Extracts from a graphics dataset

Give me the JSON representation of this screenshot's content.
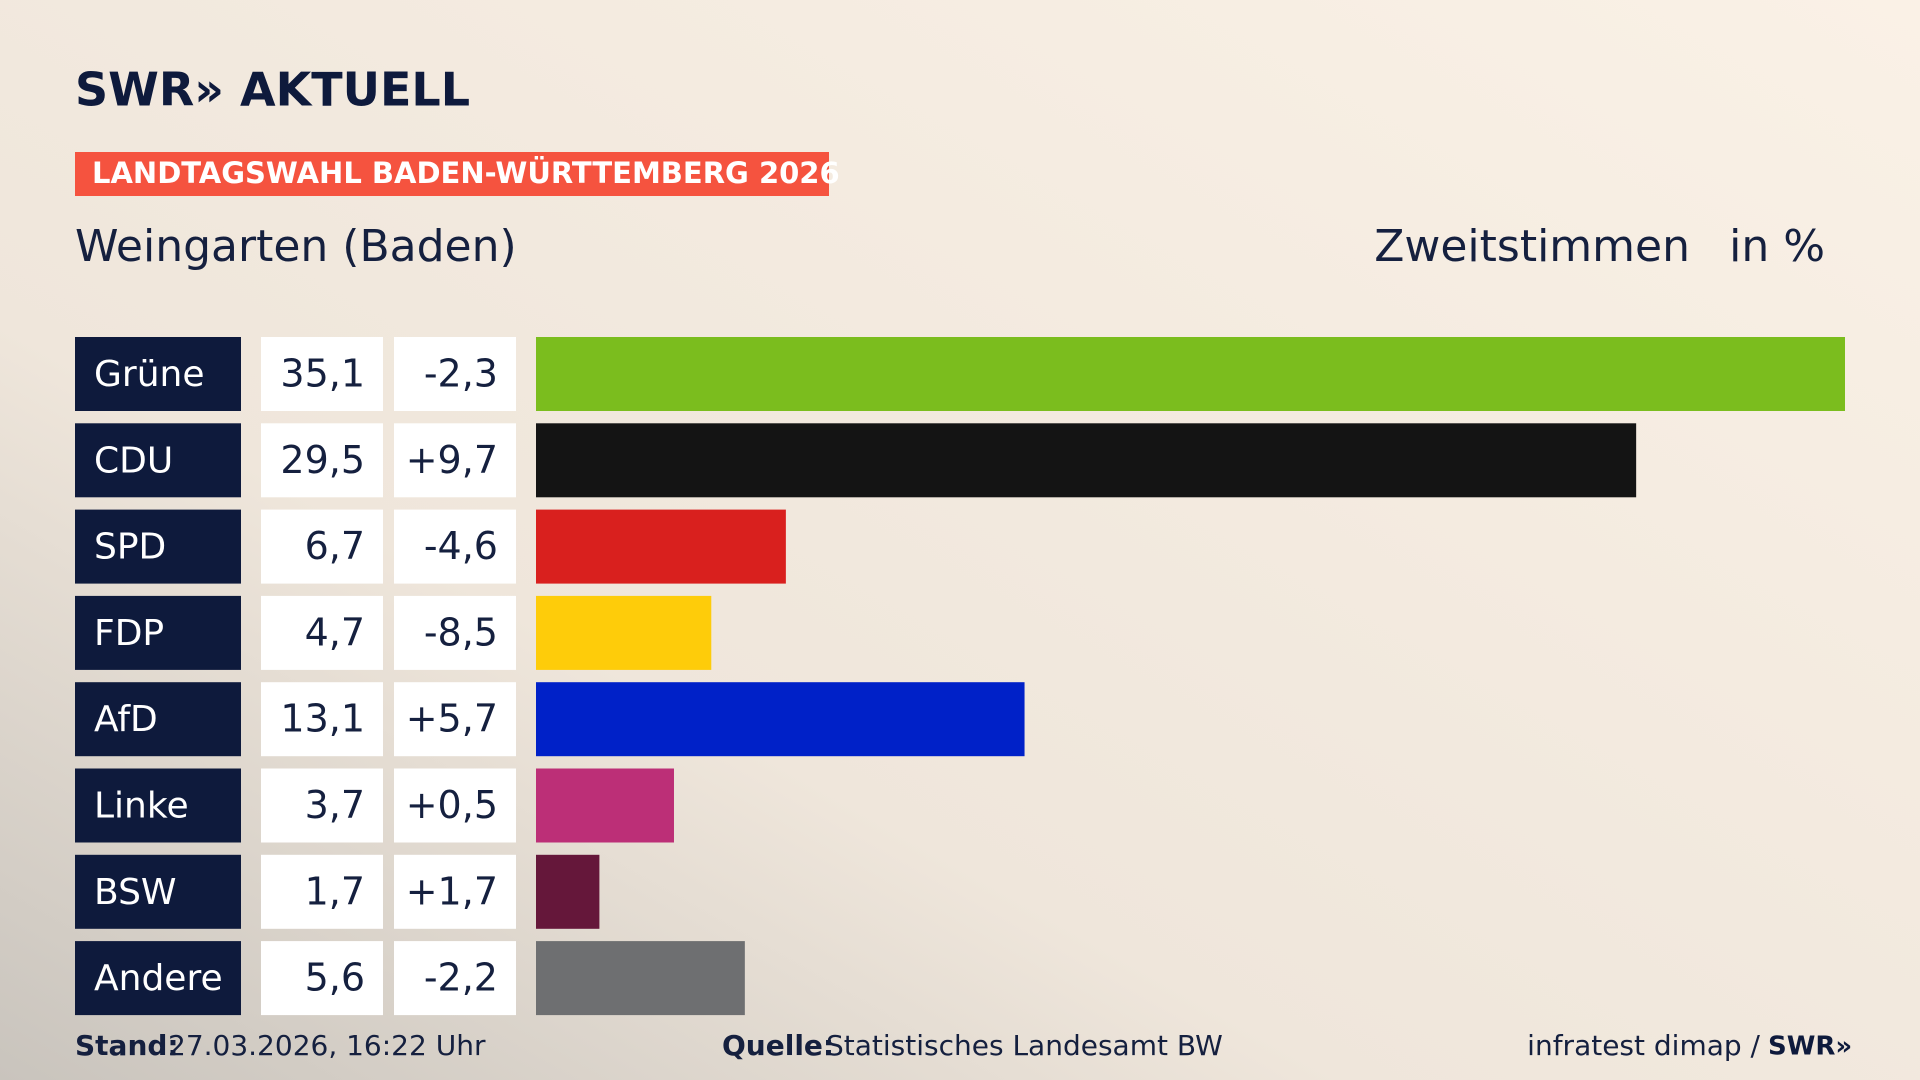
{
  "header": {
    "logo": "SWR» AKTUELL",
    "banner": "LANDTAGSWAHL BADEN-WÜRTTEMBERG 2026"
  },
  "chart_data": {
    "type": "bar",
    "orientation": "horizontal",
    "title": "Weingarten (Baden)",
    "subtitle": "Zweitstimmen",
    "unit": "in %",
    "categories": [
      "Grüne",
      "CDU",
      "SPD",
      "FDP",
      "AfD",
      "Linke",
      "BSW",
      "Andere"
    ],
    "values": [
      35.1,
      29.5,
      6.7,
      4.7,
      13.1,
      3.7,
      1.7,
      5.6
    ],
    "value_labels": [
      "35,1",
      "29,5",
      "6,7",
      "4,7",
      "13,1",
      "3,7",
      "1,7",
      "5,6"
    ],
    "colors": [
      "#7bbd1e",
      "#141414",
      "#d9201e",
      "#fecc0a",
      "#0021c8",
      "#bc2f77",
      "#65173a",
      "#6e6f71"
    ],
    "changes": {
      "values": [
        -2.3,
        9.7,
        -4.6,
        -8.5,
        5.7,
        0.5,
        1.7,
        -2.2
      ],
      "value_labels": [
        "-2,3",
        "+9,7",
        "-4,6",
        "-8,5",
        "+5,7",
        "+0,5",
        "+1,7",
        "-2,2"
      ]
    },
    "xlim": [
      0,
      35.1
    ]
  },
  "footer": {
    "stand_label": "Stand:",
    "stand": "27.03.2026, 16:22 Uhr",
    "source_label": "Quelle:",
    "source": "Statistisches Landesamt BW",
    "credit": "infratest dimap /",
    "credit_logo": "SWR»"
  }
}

Objective -
Retype the whole listing exactly and leave the pictures out.

Exercise result -
Give me the JSON representation of this screenshot's content.
{
  "header": {
    "logo": "SWR» AKTUELL",
    "banner": "LANDTAGSWAHL BADEN-WÜRTTEMBERG 2026"
  },
  "chart_data": {
    "type": "bar",
    "orientation": "horizontal",
    "title": "Weingarten (Baden)",
    "subtitle": "Zweitstimmen",
    "unit": "in %",
    "categories": [
      "Grüne",
      "CDU",
      "SPD",
      "FDP",
      "AfD",
      "Linke",
      "BSW",
      "Andere"
    ],
    "values": [
      35.1,
      29.5,
      6.7,
      4.7,
      13.1,
      3.7,
      1.7,
      5.6
    ],
    "value_labels": [
      "35,1",
      "29,5",
      "6,7",
      "4,7",
      "13,1",
      "3,7",
      "1,7",
      "5,6"
    ],
    "colors": [
      "#7bbd1e",
      "#141414",
      "#d9201e",
      "#fecc0a",
      "#0021c8",
      "#bc2f77",
      "#65173a",
      "#6e6f71"
    ],
    "changes": {
      "values": [
        -2.3,
        9.7,
        -4.6,
        -8.5,
        5.7,
        0.5,
        1.7,
        -2.2
      ],
      "value_labels": [
        "-2,3",
        "+9,7",
        "-4,6",
        "-8,5",
        "+5,7",
        "+0,5",
        "+1,7",
        "-2,2"
      ]
    },
    "xlim": [
      0,
      35.1
    ]
  },
  "footer": {
    "stand_label": "Stand:",
    "stand": "27.03.2026, 16:22 Uhr",
    "source_label": "Quelle:",
    "source": "Statistisches Landesamt BW",
    "credit": "infratest dimap /",
    "credit_logo": "SWR»"
  }
}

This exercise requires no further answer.